Task requirements —
Return the lines beginning at the one that contains "Read this page and output its text content." and continuing to the end of the entries, including both ends, exactly as written and nothing else.

(Stored records)
----

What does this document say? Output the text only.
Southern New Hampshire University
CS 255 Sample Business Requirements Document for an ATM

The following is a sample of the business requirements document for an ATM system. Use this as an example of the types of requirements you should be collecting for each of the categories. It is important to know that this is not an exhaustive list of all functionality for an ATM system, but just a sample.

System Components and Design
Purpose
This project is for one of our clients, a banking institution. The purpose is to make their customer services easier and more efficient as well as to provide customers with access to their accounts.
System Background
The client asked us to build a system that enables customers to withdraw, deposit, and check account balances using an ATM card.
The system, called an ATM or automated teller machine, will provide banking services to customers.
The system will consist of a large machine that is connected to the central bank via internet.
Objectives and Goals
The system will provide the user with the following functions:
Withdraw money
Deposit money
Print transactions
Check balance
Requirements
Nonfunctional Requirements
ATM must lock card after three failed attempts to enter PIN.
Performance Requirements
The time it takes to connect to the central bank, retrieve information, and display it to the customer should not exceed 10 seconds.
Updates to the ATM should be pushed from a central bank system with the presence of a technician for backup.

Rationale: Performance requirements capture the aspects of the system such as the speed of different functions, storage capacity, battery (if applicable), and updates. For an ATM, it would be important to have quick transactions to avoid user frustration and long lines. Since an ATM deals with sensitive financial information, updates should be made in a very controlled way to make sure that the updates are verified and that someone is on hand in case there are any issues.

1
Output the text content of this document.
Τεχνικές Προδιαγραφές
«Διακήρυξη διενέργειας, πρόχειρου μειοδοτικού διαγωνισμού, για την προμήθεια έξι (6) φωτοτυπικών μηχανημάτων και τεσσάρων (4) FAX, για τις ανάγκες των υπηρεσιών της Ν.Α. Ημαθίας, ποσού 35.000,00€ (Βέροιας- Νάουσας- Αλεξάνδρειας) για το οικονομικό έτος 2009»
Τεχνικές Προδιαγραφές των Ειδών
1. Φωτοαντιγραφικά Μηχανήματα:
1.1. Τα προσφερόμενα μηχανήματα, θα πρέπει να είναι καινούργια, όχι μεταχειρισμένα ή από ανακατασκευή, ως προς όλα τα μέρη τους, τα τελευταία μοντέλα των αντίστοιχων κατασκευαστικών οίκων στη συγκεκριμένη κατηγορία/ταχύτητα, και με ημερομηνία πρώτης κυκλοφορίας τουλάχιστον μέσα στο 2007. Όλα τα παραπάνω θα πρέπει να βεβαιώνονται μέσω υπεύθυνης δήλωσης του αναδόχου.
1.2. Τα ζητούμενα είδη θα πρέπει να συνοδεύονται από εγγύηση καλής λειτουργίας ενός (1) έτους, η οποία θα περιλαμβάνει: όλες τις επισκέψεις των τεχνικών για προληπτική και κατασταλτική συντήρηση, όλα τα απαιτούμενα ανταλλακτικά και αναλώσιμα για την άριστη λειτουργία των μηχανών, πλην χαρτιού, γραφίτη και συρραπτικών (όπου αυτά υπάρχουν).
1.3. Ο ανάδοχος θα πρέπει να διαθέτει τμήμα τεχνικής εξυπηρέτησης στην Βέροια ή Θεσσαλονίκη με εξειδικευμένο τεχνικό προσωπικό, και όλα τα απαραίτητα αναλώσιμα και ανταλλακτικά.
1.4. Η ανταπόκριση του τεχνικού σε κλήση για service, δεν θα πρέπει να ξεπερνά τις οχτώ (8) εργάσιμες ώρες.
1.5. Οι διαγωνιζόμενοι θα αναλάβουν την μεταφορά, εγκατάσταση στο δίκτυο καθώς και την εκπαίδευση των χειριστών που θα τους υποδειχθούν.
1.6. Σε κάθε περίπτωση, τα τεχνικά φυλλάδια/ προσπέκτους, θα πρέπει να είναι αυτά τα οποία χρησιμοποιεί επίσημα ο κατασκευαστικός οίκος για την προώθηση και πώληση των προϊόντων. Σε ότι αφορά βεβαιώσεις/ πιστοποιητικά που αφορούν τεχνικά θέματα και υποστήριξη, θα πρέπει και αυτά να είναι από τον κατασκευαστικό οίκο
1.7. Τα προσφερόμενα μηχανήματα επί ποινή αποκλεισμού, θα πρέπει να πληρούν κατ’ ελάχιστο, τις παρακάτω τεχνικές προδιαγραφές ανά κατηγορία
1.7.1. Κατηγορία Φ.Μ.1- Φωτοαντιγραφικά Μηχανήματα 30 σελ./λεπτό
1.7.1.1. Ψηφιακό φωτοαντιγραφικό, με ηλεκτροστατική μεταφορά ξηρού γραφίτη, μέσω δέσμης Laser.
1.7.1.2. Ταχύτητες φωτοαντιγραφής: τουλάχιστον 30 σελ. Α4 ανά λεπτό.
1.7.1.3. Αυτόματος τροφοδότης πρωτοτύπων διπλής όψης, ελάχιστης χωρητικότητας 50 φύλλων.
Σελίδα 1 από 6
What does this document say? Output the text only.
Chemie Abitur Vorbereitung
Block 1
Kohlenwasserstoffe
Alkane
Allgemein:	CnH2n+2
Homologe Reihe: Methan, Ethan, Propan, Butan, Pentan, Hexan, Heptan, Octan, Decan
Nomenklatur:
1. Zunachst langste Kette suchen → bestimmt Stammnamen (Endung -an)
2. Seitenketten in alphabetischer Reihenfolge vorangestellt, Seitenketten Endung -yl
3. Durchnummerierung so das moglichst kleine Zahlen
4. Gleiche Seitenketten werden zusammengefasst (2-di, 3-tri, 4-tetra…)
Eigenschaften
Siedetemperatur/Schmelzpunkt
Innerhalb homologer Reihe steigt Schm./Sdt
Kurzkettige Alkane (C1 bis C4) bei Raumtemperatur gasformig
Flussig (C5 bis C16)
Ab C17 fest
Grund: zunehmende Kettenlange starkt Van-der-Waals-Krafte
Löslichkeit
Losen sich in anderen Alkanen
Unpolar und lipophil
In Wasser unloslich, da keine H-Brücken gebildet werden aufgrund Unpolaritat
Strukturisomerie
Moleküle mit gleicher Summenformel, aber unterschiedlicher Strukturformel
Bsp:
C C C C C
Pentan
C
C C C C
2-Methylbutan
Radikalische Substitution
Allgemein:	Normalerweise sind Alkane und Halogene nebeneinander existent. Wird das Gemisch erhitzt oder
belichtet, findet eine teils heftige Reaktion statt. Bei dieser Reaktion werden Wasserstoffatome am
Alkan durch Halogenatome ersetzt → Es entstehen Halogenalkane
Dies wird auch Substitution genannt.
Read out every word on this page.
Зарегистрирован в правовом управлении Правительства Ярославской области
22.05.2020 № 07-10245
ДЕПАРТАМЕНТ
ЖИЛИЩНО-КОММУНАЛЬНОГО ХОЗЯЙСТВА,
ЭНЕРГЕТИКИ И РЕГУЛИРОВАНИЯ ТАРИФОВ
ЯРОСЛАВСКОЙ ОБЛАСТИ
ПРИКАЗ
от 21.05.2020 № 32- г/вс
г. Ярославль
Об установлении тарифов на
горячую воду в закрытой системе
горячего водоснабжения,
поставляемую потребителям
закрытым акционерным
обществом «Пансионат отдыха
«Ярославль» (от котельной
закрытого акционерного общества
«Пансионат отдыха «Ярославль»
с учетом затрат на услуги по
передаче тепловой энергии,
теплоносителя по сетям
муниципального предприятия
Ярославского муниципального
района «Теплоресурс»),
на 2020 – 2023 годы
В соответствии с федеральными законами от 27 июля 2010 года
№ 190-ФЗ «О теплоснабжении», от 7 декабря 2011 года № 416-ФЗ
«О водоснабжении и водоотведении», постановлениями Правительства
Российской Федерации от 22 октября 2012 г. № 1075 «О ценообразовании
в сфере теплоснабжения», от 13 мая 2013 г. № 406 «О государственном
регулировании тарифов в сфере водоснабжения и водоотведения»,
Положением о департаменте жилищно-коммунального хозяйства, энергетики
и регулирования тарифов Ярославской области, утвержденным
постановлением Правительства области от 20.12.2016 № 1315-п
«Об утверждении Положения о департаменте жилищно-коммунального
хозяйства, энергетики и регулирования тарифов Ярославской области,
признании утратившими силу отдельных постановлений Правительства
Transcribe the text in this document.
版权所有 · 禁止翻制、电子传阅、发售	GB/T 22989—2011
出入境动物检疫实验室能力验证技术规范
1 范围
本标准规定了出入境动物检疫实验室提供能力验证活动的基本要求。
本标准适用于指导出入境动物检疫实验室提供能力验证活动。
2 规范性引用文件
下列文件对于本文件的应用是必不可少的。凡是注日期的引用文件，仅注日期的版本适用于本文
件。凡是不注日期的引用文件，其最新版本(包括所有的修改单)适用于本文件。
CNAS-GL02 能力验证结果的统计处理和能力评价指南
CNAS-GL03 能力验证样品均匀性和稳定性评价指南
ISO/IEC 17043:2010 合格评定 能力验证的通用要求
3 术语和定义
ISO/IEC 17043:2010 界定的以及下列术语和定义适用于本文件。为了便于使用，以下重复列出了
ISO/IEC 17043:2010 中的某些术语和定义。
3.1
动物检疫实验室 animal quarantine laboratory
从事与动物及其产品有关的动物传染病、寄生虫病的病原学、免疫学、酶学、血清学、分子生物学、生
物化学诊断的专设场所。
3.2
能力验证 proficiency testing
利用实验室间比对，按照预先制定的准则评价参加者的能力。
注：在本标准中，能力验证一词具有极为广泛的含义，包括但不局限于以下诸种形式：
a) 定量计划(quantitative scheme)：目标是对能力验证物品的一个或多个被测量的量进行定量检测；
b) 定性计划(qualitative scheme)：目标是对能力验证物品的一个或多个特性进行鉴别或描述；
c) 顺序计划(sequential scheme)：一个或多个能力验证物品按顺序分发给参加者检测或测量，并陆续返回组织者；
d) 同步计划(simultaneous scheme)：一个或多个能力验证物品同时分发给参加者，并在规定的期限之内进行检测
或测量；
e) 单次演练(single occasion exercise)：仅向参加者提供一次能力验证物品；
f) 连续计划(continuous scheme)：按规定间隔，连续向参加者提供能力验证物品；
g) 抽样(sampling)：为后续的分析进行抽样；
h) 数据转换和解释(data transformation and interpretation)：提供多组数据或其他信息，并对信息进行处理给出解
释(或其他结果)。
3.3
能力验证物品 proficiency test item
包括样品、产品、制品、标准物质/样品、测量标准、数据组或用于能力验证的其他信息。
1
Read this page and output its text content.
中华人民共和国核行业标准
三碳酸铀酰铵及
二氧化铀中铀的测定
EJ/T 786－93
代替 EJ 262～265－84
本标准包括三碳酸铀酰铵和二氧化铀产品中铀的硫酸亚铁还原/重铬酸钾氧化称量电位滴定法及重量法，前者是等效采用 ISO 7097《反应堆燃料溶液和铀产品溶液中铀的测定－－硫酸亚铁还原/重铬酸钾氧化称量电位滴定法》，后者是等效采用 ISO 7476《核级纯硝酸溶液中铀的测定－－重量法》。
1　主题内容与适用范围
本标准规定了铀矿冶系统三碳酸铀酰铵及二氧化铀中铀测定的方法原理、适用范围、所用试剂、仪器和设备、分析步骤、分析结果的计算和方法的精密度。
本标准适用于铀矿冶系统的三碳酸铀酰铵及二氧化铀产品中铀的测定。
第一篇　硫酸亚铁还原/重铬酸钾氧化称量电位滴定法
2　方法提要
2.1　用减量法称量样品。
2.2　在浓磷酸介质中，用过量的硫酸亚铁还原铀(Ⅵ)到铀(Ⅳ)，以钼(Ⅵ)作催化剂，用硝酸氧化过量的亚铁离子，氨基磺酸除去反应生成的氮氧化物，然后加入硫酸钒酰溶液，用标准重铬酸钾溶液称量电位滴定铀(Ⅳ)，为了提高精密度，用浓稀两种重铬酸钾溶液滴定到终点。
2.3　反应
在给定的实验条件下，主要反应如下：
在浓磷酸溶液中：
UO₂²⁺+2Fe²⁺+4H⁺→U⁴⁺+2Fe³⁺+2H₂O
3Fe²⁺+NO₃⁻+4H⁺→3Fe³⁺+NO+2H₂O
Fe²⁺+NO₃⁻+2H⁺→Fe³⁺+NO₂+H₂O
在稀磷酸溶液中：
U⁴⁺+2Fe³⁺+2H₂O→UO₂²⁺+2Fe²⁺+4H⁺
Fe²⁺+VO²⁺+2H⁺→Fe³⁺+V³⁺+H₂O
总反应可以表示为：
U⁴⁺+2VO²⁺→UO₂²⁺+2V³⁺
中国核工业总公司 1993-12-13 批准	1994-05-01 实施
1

----

Response to this exercise —
Read this page and output its text content.
中华人民共和国核行业标准
三碳酸铀酰铵及
二氧化铀中铀的测定
EJ/T 786－93
代替 EJ 262～265－84
本标准包括三碳酸铀酰铵和二氧化铀产品中铀的硫酸亚铁还原/重铬酸钾氧化称量电位滴定法及重量法，前者是等效采用 ISO 7097《反应堆燃料溶液和铀产品溶液中铀的测定－－硫酸亚铁还原/重铬酸钾氧化称量电位滴定法》，后者是等效采用 ISO 7476《核级纯硝酸溶液中铀的测定－－重量法》。
1　主题内容与适用范围
本标准规定了铀矿冶系统三碳酸铀酰铵及二氧化铀中铀测定的方法原理、适用范围、所用试剂、仪器和设备、分析步骤、分析结果的计算和方法的精密度。
本标准适用于铀矿冶系统的三碳酸铀酰铵及二氧化铀产品中铀的测定。
第一篇　硫酸亚铁还原/重铬酸钾氧化称量电位滴定法
2　方法提要
2.1　用减量法称量样品。
2.2　在浓磷酸介质中，用过量的硫酸亚铁还原铀(Ⅵ)到铀(Ⅳ)，以钼(Ⅵ)作催化剂，用硝酸氧化过量的亚铁离子，氨基磺酸除去反应生成的氮氧化物，然后加入硫酸钒酰溶液，用标准重铬酸钾溶液称量电位滴定铀(Ⅳ)，为了提高精密度，用浓稀两种重铬酸钾溶液滴定到终点。
2.3　反应
在给定的实验条件下，主要反应如下：
在浓磷酸溶液中：
UO₂²⁺+2Fe²⁺+4H⁺→U⁴⁺+2Fe³⁺+2H₂O
3Fe²⁺+NO₃⁻+4H⁺→3Fe³⁺+NO+2H₂O
Fe²⁺+NO₃⁻+2H⁺→Fe³⁺+NO₂+H₂O
在稀磷酸溶液中：
U⁴⁺+2Fe³⁺+2H₂O→UO₂²⁺+2Fe²⁺+4H⁺
Fe²⁺+VO²⁺+2H⁺→Fe³⁺+V³⁺+H₂O
总反应可以表示为：
U⁴⁺+2VO²⁺→UO₂²⁺+2V³⁺
中国核工业总公司 1993-12-13 批准	1994-05-01 实施
1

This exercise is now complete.